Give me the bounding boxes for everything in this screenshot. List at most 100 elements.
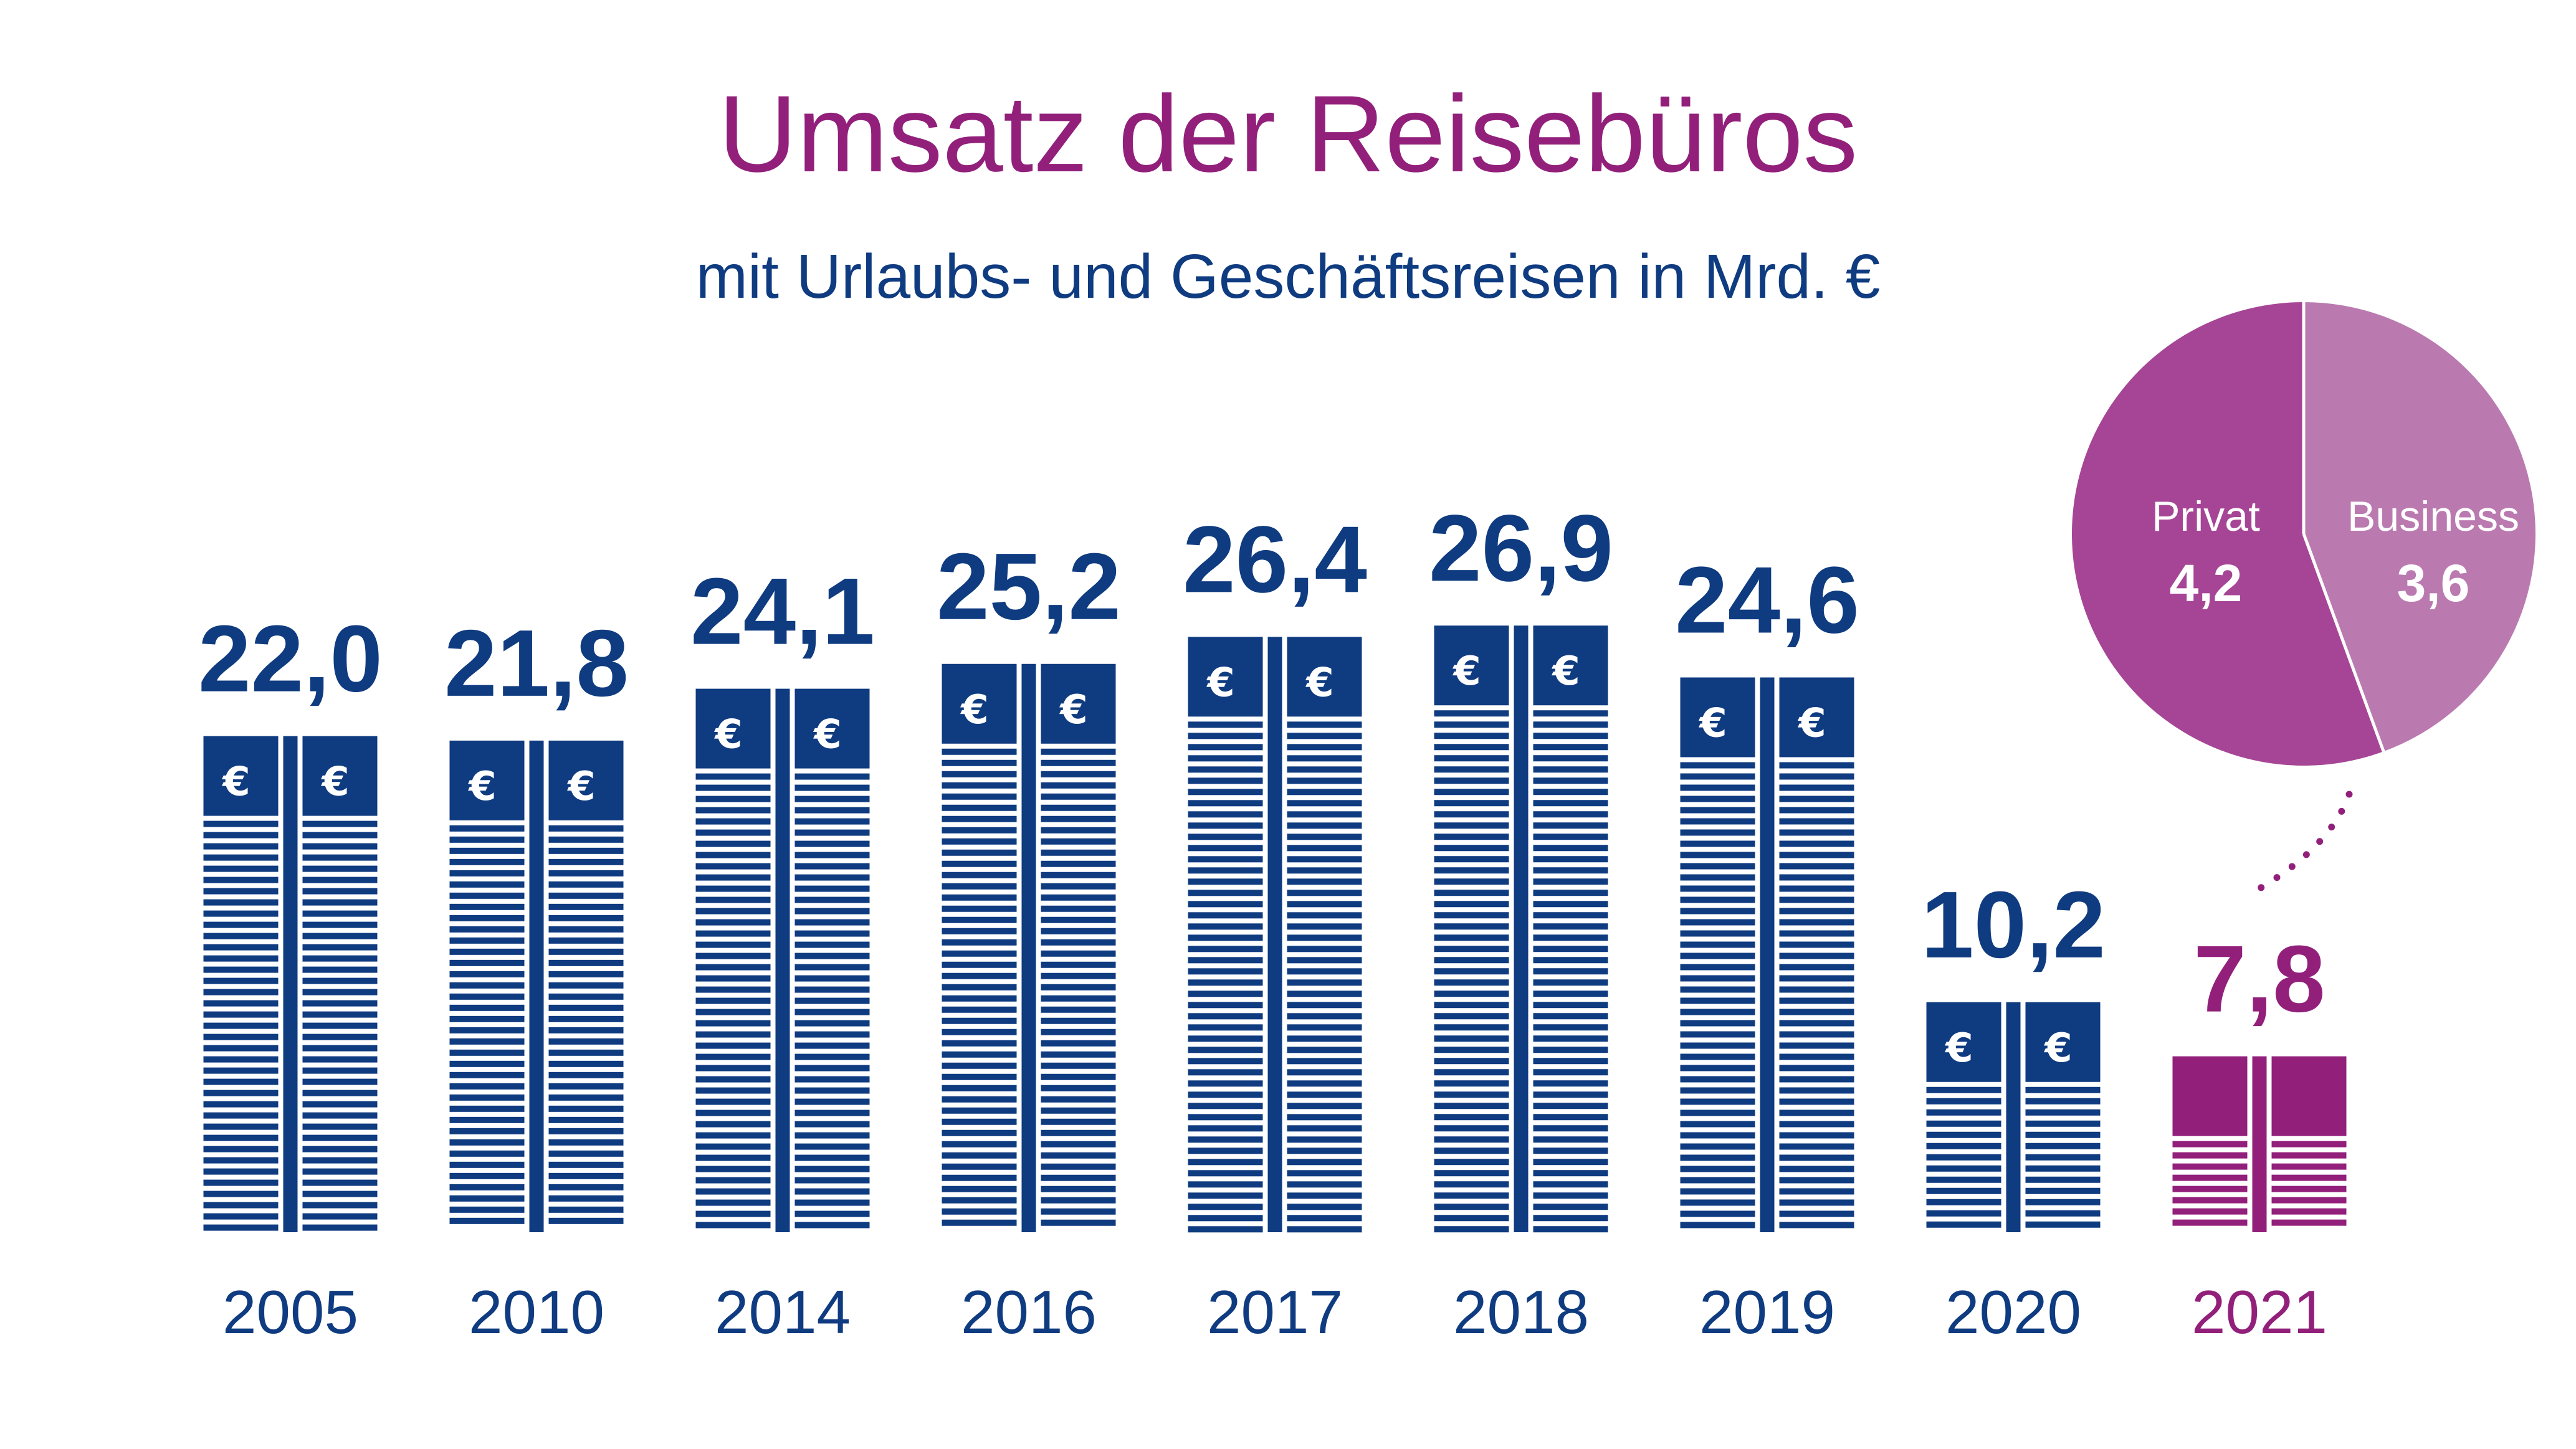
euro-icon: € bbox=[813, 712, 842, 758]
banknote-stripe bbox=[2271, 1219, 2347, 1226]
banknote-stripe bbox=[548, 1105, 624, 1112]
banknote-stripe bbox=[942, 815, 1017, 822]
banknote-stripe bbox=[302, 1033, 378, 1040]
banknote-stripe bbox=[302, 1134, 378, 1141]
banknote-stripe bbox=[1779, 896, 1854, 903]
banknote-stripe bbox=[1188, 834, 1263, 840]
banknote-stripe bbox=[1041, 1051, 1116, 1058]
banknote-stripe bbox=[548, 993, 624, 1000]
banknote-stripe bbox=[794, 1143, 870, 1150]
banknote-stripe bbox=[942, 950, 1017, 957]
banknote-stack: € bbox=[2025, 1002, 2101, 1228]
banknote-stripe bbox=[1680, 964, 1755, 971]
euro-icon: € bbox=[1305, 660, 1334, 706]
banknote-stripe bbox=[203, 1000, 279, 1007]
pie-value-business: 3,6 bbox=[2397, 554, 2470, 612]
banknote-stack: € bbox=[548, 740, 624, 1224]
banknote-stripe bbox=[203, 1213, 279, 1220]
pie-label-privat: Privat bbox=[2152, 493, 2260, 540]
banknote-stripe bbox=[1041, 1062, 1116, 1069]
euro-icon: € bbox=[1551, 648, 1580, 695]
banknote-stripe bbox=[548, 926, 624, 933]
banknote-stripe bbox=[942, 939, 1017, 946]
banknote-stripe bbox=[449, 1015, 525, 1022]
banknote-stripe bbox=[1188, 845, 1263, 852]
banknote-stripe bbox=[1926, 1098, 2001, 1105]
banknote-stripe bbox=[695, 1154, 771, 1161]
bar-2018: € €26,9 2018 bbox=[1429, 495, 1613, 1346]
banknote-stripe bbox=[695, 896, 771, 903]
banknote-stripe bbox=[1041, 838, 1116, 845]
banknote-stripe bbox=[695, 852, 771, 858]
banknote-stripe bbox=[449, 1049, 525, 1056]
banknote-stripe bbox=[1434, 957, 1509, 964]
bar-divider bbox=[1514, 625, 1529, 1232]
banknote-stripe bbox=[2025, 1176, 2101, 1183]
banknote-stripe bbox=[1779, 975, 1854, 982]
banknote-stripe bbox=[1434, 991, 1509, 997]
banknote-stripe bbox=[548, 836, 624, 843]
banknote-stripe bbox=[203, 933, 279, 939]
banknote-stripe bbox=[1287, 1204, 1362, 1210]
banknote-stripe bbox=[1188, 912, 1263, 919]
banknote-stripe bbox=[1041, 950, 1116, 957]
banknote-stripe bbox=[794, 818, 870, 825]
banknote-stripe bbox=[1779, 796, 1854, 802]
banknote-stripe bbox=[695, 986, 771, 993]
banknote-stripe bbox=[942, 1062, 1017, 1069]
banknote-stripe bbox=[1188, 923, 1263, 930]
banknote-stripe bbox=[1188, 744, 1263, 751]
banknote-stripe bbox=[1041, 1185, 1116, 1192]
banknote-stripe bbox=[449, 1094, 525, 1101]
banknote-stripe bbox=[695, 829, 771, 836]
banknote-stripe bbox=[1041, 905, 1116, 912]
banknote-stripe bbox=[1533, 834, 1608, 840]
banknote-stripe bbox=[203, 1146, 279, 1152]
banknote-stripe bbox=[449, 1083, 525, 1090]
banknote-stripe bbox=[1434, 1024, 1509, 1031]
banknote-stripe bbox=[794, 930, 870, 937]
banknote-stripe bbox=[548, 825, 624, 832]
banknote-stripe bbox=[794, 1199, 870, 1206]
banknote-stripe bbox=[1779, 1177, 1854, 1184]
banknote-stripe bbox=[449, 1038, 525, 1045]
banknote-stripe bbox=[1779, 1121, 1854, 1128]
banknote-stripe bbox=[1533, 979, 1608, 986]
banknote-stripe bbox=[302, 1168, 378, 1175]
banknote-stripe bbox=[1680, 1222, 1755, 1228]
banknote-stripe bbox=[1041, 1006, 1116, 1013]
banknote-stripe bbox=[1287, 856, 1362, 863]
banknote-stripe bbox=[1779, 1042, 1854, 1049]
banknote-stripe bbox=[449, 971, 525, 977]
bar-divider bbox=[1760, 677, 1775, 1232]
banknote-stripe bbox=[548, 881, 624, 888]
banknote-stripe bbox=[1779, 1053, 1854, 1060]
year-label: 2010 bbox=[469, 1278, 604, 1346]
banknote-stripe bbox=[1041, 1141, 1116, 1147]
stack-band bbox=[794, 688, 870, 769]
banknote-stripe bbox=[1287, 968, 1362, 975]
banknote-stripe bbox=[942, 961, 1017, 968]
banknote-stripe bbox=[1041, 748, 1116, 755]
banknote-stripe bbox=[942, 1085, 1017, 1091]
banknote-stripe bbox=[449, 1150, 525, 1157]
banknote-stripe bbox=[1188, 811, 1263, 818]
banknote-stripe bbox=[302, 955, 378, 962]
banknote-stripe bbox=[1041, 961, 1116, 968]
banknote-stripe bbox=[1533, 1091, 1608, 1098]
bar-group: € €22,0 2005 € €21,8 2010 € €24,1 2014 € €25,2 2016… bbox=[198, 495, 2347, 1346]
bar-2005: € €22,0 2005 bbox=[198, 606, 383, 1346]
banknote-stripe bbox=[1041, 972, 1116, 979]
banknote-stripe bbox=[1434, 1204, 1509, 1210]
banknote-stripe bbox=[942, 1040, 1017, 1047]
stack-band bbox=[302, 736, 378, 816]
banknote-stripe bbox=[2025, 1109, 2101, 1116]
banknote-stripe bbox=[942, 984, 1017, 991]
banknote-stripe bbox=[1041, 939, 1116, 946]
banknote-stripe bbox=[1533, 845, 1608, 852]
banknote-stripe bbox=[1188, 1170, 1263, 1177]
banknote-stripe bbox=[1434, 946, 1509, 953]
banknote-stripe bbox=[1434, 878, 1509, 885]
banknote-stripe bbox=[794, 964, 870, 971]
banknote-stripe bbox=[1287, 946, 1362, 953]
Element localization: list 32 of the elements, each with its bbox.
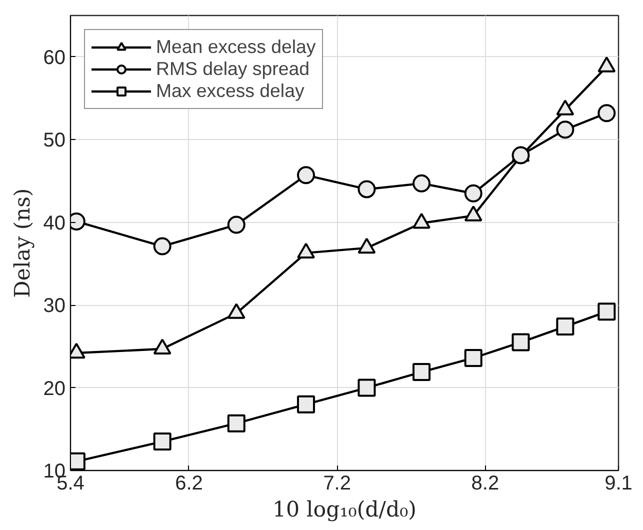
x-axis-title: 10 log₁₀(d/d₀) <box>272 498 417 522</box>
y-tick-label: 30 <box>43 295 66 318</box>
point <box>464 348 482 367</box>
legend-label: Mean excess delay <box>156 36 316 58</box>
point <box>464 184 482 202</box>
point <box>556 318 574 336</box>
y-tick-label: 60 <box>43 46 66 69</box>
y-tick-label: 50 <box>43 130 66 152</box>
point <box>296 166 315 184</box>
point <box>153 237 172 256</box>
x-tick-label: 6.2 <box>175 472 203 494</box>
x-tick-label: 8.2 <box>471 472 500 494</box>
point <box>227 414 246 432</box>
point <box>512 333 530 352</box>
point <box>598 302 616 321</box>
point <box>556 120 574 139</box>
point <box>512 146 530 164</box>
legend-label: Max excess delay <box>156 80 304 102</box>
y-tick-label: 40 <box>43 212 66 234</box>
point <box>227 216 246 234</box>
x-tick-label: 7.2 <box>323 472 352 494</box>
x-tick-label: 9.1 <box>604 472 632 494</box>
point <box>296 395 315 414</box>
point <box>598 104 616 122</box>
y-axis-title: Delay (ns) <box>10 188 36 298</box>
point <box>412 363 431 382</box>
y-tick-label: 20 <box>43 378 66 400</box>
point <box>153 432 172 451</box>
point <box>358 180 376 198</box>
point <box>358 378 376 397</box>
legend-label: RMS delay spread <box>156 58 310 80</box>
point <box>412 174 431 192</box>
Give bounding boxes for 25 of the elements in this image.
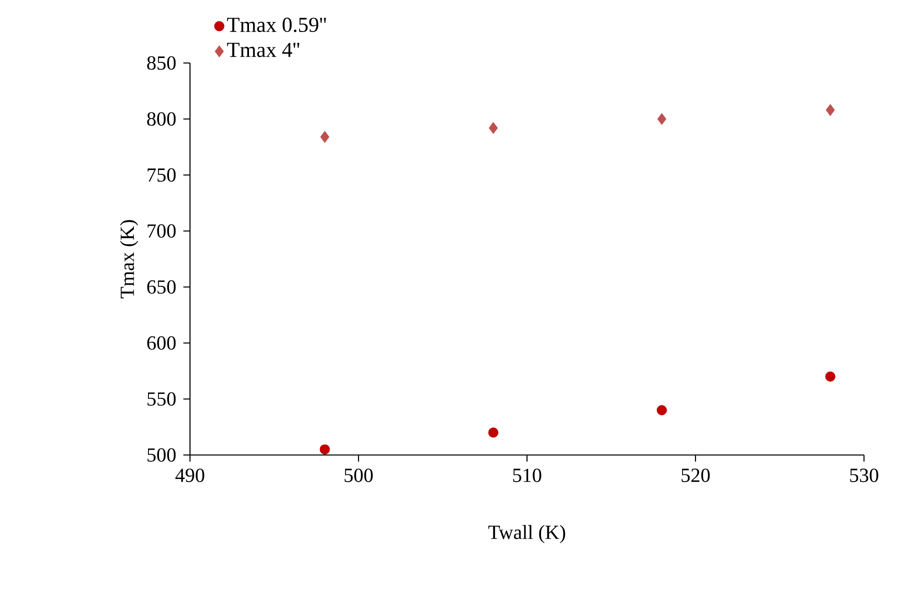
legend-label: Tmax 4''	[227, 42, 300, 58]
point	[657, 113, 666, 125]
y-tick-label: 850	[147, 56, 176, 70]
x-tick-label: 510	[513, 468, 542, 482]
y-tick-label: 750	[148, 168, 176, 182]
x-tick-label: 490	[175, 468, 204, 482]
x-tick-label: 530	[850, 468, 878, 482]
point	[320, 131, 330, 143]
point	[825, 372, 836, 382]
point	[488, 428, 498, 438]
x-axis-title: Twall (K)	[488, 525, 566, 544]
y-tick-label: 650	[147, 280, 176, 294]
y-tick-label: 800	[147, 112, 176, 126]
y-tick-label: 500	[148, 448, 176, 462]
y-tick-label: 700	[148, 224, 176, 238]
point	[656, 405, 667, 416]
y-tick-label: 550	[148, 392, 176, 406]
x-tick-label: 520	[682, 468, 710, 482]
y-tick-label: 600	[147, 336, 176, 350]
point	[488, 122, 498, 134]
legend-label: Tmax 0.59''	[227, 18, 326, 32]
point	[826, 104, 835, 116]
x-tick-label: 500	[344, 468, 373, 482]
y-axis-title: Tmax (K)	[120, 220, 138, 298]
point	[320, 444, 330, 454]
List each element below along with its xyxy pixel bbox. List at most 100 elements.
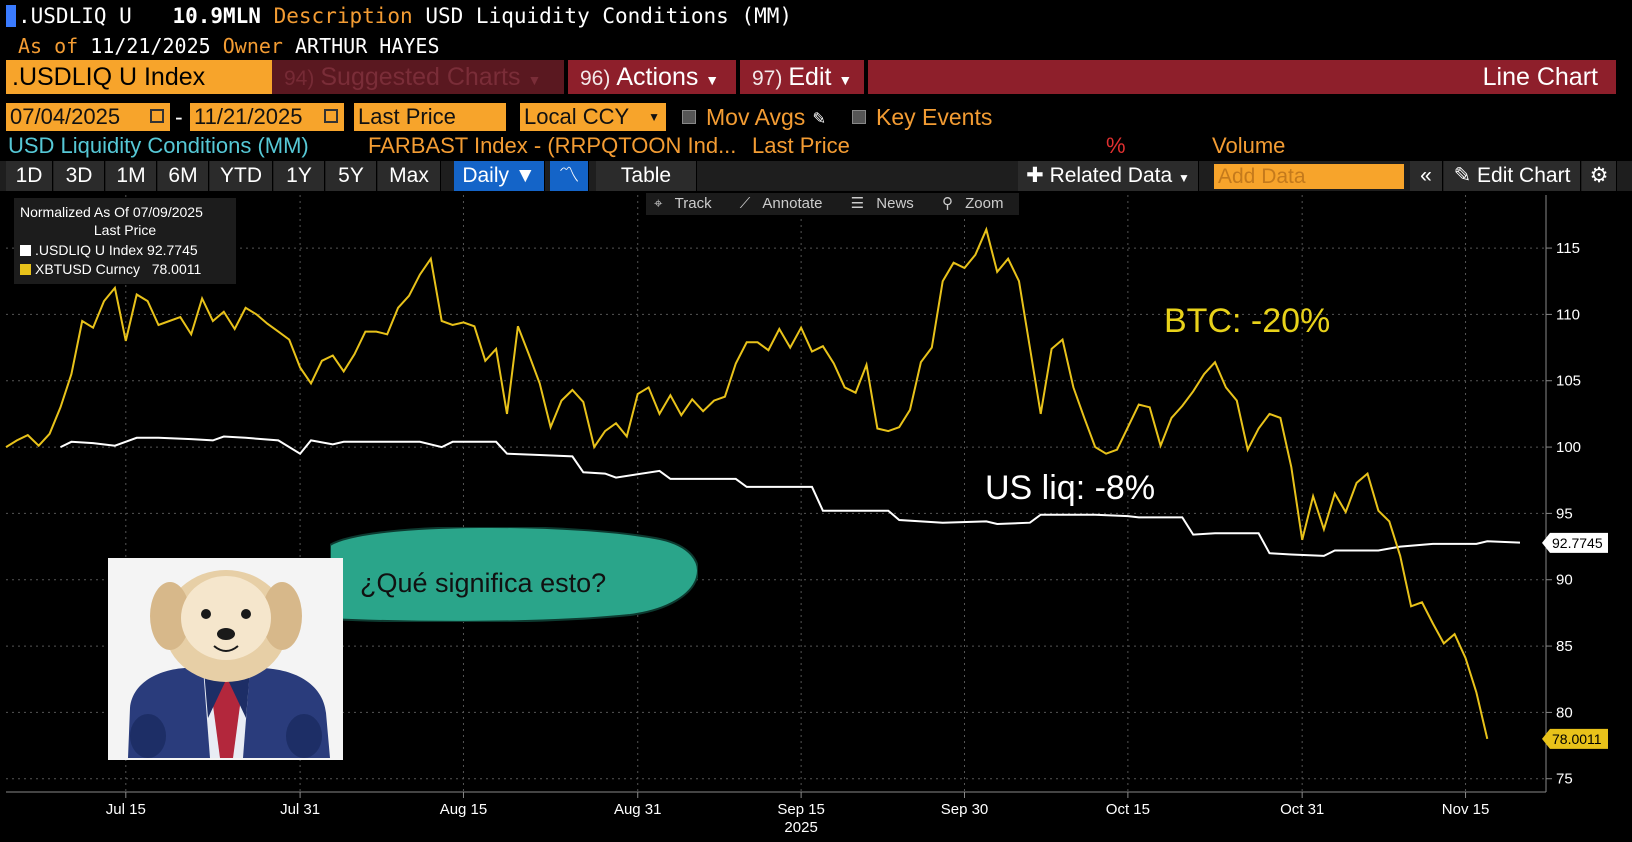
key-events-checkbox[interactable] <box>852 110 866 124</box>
# # # # #
= Work to be completed =
Locate every line above that contains the word "bounding", treating uppercase and lowercase as different, and copy each of those lines in full.

= Correct result =
Give me the bounding boxes for everything in this screenshot. List at most 100 elements.
Give bounding boxes for 25 of the elements in this image.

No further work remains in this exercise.